_TEXT TO READ:_
━━━━━━━━

I see your point. He does look a bit slender, perhaps he should bulk up a bit to take the NBA pounding


----------



## nextghitman (Jul 17, 2005)

pr0wler said:


> With the numerous off-season additons to San Antonio, that leaves the rotation very crowded this season. How do you guys think the minutes will be distributed amongst the players? I think it will be something like...
> 
> PG - Parker (32) Udrih (10) Van Exel (6)
> SG - Ginobili (30) Barry (18)
> ...


no way Udrih gets more minutes than van exel. van exel should be backup. I dont think Parker will get over 30 minutes at least in the reg season. 18 minutes is wayy too much for Brent Barry. Ginobili should get more than 30 minutes. Duncan will never play 38 minutes per game with that lineup!! he sould get more like 32-35 minutes in the reg season. and i hope they distribute Nesterovics minutes to Horry and Mohammed...PLLLEAASE throw him off the team


----------



## DaBobZ (Sep 22, 2003)

PG - Tony Parker (30) 
SG - Manu Ginobili (28)
SF - Bruce Bowen (28)
PF - Tim Duncan (33)
C - Nazr Mohammed (20)

Bench - Michael Finley (24)
Bench - Francisco Oberto (22)
Bench - Brent Barry (12)
Bench - Robert Horry (12)
Bench - Nick Van Exel (10)
Bench - Beno Udrih (10)
Bench - Rasho Nesterovic (8)
Bench - All the rest (3)


----------

━━━━━━━━

_RECORDED DATA:_
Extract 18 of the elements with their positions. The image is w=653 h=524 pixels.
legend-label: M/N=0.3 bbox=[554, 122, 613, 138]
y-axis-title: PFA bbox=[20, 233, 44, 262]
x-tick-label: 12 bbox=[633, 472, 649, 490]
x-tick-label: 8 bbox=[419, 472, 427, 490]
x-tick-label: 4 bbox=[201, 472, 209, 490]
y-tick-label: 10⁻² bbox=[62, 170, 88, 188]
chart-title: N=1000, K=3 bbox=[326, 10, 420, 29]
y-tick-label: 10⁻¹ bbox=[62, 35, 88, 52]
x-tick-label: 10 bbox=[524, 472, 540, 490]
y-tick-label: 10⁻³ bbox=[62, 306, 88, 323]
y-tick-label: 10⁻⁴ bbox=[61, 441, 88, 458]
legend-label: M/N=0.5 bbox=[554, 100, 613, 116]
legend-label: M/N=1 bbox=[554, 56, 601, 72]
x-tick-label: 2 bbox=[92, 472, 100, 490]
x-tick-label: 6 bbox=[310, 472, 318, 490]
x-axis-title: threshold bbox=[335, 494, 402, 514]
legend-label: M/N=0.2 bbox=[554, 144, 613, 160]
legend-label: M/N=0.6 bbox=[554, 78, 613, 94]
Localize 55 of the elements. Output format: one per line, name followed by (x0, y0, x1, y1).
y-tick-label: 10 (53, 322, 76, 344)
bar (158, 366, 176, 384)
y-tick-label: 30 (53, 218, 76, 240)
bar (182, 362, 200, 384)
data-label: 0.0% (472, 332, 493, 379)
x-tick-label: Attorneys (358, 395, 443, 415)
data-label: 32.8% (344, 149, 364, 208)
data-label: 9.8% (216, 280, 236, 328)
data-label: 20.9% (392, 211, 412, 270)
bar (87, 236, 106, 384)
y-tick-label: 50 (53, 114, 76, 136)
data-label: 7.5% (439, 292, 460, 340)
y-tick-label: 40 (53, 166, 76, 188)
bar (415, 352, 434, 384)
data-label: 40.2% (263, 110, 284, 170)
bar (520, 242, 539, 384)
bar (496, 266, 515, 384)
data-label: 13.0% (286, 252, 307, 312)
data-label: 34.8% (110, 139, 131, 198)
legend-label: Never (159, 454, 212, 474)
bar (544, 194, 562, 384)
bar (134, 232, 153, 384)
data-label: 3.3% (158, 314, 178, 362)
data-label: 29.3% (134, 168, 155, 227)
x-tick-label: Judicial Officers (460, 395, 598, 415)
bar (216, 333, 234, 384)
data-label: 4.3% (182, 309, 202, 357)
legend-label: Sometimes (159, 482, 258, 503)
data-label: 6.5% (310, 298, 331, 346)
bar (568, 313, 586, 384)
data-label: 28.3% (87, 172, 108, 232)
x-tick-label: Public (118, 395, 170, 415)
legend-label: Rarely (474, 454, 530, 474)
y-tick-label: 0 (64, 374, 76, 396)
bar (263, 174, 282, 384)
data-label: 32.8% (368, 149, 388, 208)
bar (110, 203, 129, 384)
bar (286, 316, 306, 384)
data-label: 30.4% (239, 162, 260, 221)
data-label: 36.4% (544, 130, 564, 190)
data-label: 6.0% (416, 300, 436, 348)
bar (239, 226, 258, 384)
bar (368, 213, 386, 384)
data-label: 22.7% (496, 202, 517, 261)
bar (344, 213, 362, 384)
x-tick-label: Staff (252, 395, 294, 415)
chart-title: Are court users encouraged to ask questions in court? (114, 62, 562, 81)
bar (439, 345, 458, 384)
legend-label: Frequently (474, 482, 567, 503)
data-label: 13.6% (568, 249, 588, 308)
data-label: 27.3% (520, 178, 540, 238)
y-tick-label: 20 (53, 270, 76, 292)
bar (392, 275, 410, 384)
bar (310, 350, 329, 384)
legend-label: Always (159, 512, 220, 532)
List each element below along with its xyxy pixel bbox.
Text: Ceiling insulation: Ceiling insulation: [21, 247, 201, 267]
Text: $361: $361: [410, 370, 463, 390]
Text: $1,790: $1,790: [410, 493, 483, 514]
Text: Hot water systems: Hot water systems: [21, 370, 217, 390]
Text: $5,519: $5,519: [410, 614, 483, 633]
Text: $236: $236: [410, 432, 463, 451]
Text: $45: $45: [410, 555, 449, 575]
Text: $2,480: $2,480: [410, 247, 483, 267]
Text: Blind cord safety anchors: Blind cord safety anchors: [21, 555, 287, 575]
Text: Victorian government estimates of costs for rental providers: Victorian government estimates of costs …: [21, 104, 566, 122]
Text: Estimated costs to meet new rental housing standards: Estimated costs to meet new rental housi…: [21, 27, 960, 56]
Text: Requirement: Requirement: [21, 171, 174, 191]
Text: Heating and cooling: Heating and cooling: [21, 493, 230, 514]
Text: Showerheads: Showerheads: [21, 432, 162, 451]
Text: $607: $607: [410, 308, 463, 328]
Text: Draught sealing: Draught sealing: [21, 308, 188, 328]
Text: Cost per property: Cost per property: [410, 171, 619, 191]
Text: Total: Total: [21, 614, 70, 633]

━━━━━━━━

_WHAT YOU NEED TO DO:_
1. Using the forum thread, decide whether each statement agrees with it: (a) nextghitman thinks Van Exel should be the backup, (b) DaBobZ gives Tim Duncan 38 minutes, (c) nextghitman hopes Nesterovic's minutes go to Horry and Mohammed. Answer yes or no for each and quote the words that settle it.
2. Write down the passage of the forum thread from "## DaBobZ (Sep" to "Brent Barry (12)".
Nothing in the lines is needed.

_RESPONSES PER TASK:_
1.
(a) Yes: "van exel should be backup"
(b) No: "PF - Tim Duncan (33)"
(c) Yes: "i hope they distribute Nesterovics minutes to Horry and Mohammed"

2.
## DaBobZ (Sep 22, 2003)

PG - Tony Parker (30) 
SG - Manu Ginobili (28)
SF - Bruce Bowen (28)
PF - Tim Duncan (33)
C - Nazr Mohammed (20)

Bench - Michael Finley (24)
Bench - Francisco Oberto (22)
Bench - Brent Barry (12)